▶ **TASK TO CARRY OUT**: Set down the material below word for word, excluding the pictures.

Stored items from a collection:
Begin

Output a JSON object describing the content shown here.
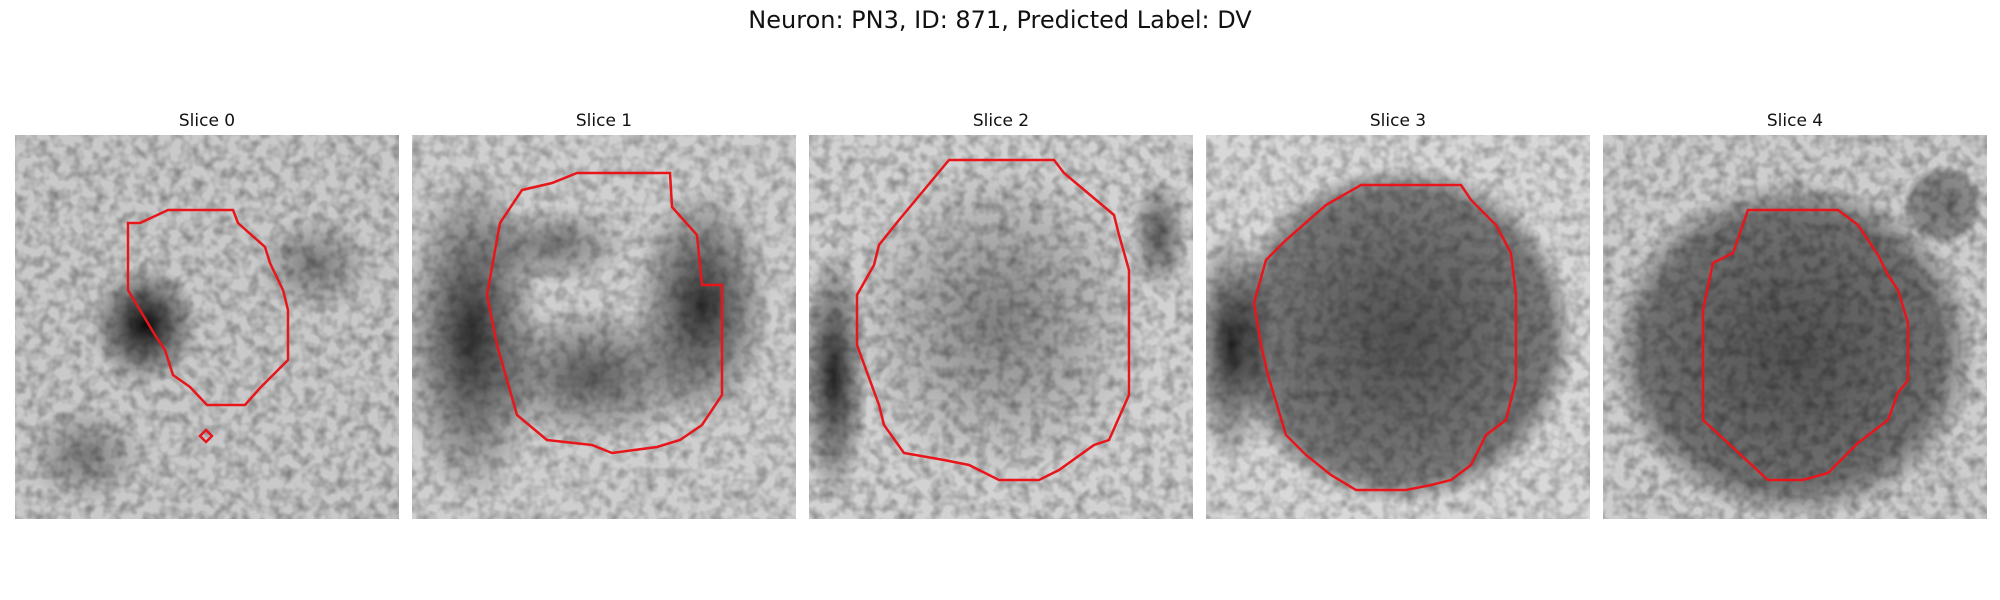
{
  "figure": {
    "title": "Neuron: PN3, ID: 871, Predicted Label: DV"
  },
  "panels": [
    {
      "title": "Slice 0",
      "overlay_color": "#e8161b"
    },
    {
      "title": "Slice 1",
      "overlay_color": "#e8161b"
    },
    {
      "title": "Slice 2",
      "overlay_color": "#e8161b"
    },
    {
      "title": "Slice 3",
      "overlay_color": "#e8161b"
    },
    {
      "title": "Slice 4",
      "overlay_color": "#e8161b"
    }
  ]
}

End

▶ **ANSWER TO THE TASK**:
Output a JSON object describing the content shown here.
{
  "figure": {
    "title": "Neuron: PN3, ID: 871, Predicted Label: DV"
  },
  "panels": [
    {
      "title": "Slice 0",
      "overlay_color": "#e8161b"
    },
    {
      "title": "Slice 1",
      "overlay_color": "#e8161b"
    },
    {
      "title": "Slice 2",
      "overlay_color": "#e8161b"
    },
    {
      "title": "Slice 3",
      "overlay_color": "#e8161b"
    },
    {
      "title": "Slice 4",
      "overlay_color": "#e8161b"
    }
  ]
}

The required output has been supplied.